>>>>>
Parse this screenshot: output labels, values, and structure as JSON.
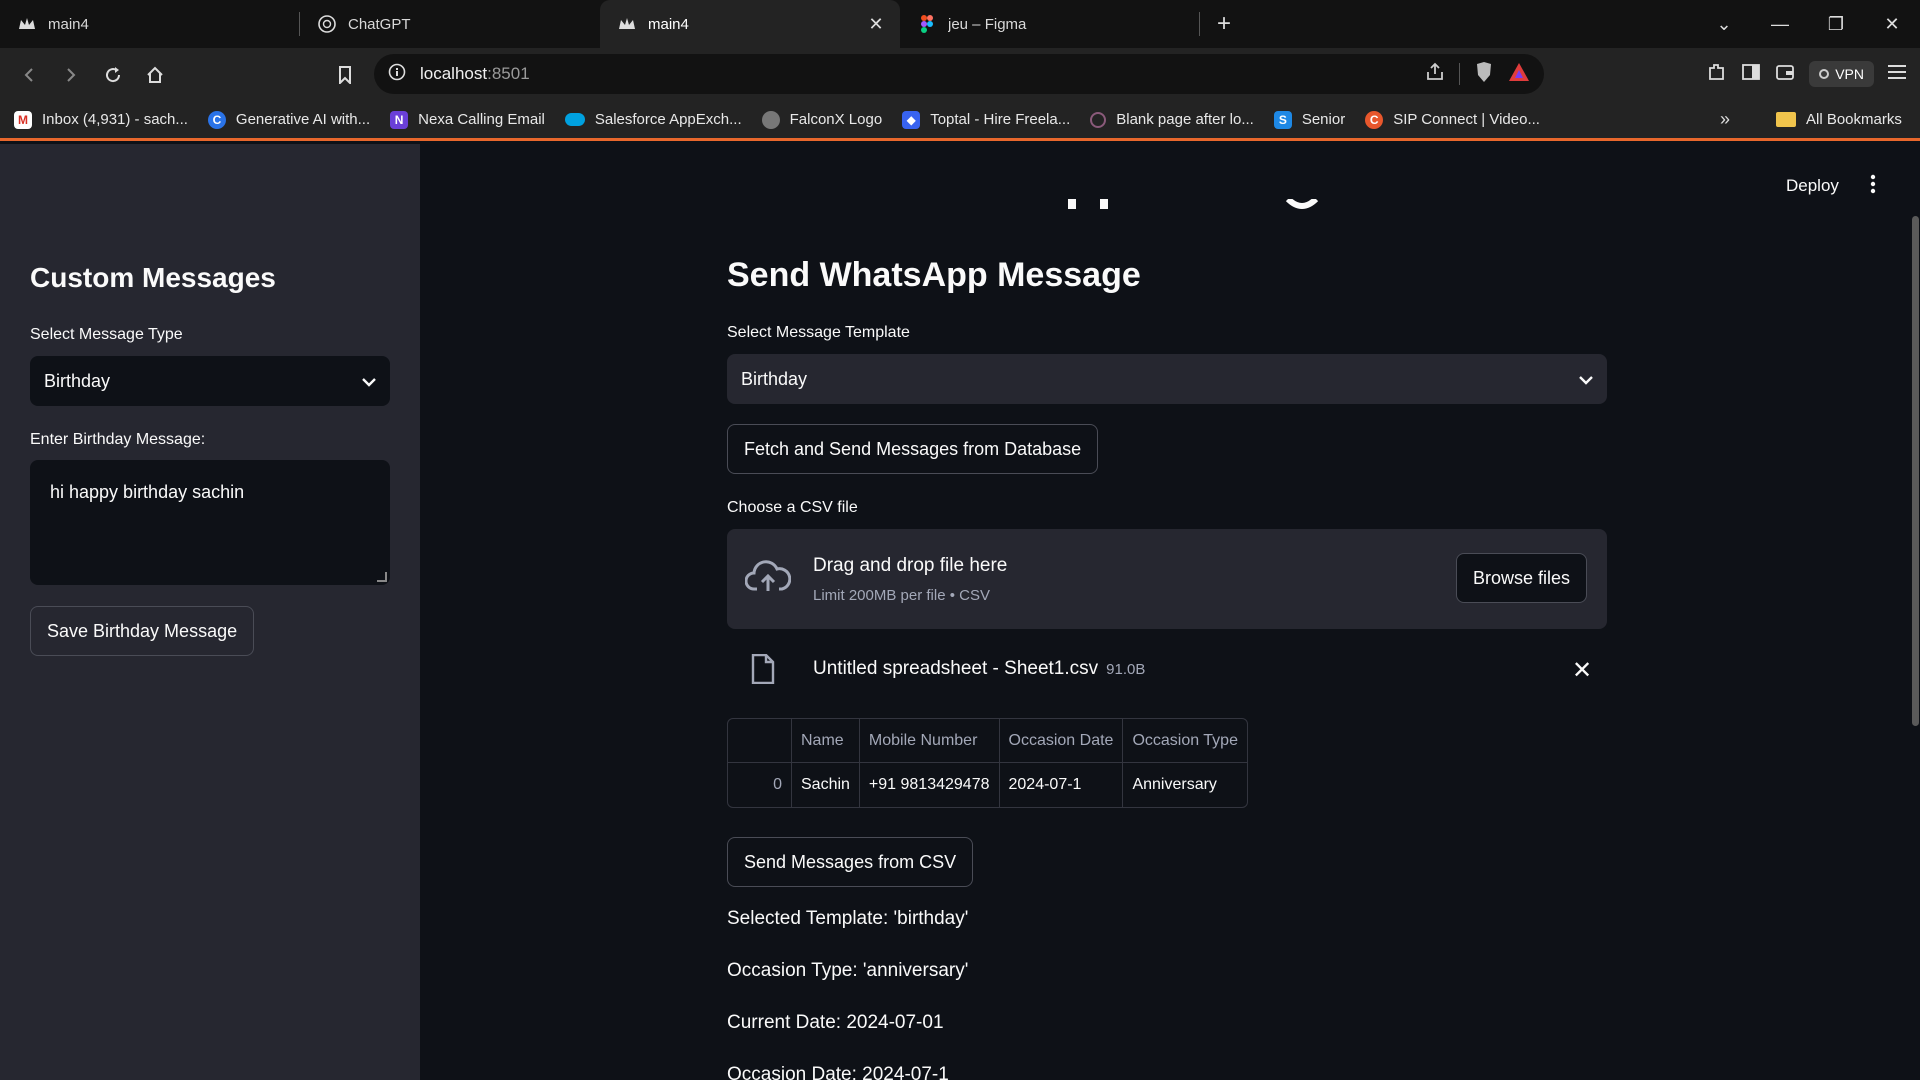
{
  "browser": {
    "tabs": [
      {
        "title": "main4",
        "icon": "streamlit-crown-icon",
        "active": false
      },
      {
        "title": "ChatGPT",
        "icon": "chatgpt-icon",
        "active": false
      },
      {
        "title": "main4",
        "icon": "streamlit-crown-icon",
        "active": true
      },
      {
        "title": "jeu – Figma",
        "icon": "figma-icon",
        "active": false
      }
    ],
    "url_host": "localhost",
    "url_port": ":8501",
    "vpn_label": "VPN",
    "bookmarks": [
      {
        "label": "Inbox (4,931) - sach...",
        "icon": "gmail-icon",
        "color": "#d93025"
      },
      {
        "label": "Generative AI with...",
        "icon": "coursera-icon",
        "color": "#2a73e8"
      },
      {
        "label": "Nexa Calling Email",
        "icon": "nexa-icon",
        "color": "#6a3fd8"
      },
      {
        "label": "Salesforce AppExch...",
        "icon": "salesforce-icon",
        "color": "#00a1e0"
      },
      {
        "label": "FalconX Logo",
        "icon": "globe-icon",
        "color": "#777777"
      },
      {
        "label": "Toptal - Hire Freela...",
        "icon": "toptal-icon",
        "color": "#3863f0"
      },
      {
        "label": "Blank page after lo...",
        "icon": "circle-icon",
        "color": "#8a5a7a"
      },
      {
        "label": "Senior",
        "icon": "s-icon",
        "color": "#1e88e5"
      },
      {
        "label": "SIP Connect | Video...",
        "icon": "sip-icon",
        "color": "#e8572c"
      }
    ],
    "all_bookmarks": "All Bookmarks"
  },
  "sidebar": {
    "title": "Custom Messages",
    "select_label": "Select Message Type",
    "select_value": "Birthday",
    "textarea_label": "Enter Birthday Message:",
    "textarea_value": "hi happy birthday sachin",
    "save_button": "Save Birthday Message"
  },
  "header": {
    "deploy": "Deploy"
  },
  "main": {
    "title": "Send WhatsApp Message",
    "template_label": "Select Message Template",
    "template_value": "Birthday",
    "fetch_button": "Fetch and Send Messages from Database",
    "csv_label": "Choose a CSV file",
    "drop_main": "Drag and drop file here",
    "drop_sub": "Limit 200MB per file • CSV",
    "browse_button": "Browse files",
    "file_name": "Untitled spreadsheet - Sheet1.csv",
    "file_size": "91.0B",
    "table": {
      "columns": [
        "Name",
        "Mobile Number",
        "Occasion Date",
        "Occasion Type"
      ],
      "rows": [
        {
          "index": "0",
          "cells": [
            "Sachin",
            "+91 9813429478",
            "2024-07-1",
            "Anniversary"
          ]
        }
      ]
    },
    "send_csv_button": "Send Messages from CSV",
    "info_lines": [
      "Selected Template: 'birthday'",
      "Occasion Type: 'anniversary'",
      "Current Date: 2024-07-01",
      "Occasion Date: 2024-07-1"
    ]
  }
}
<<<<<
>>>>>
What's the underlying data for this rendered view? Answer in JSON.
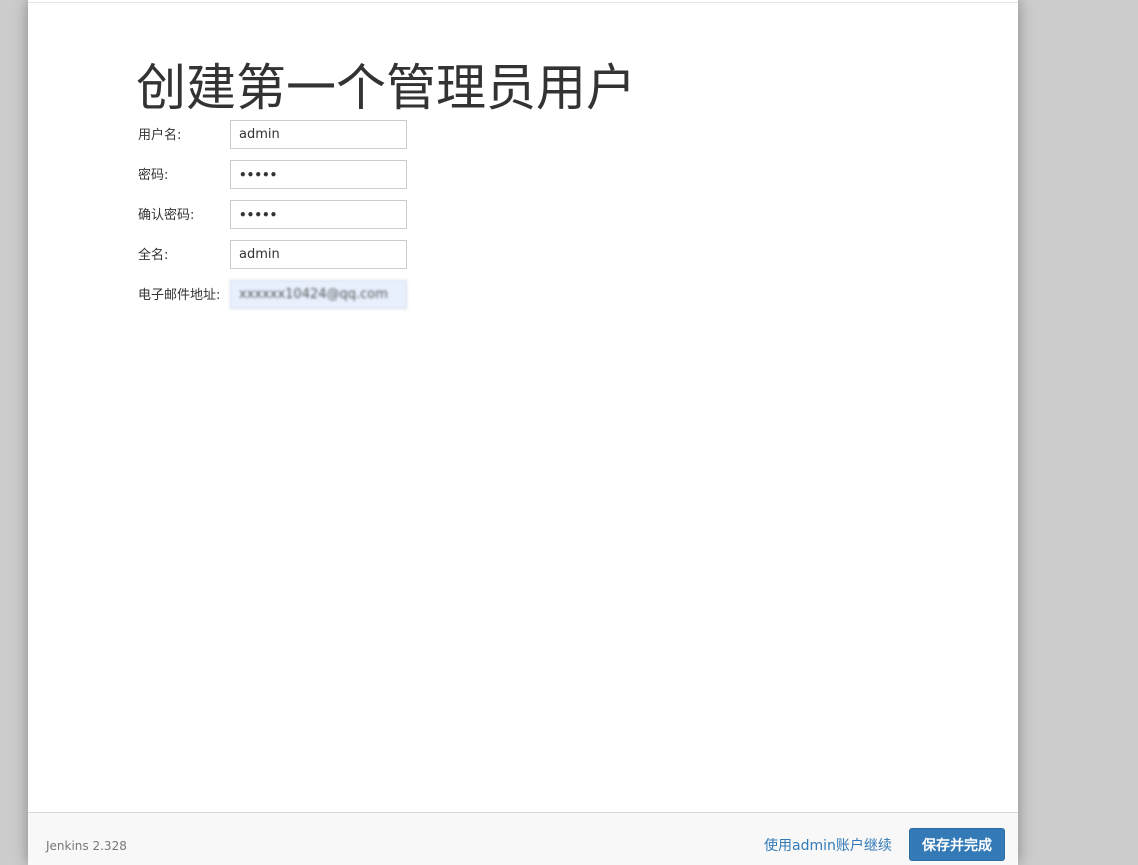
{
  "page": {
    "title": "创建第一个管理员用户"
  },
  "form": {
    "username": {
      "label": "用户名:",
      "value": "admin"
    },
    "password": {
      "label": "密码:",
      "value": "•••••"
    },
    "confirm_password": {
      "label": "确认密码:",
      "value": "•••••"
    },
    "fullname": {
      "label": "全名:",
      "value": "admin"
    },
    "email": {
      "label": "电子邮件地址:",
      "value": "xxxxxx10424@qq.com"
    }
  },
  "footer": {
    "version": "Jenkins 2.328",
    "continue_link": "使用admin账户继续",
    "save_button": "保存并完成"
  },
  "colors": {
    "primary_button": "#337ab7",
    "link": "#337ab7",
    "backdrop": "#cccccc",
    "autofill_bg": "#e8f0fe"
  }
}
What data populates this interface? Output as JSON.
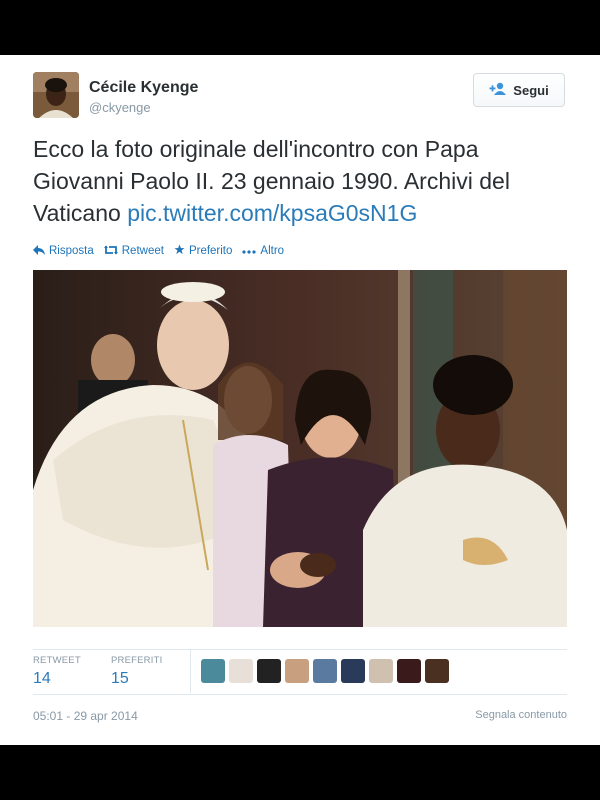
<<<<<
- _What you will do_: Give back, unchanged, each line from the one containing "What's the underlying" through the one containing "What data populates". Pictures are to be left out.

- _Problem solution_:
What's the underlying data for this rendered view? Answer in JSON.
{
  "page": {
    "title": "创建第一个管理员用户"
  },
  "form": {
    "username": {
      "label": "用户名:",
      "value": "admin"
    },
    "password": {
      "label": "密码:",
      "value": "•••••"
    },
    "confirm_password": {
      "label": "确认密码:",
      "value": "•••••"
    },
    "fullname": {
      "label": "全名:",
      "value": "admin"
    },
    "email": {
      "label": "电子邮件地址:",
      "value": "xxxxxx10424@qq.com"
    }
  },
  "footer": {
    "version": "Jenkins 2.328",
    "continue_link": "使用admin账户继续",
    "save_button": "保存并完成"
  },
  "colors": {
    "primary_button": "#337ab7",
    "link": "#337ab7",
    "backdrop": "#cccccc",
    "autofill_bg": "#e8f0fe"
  }
}
What data populates this interface? Output as JSON.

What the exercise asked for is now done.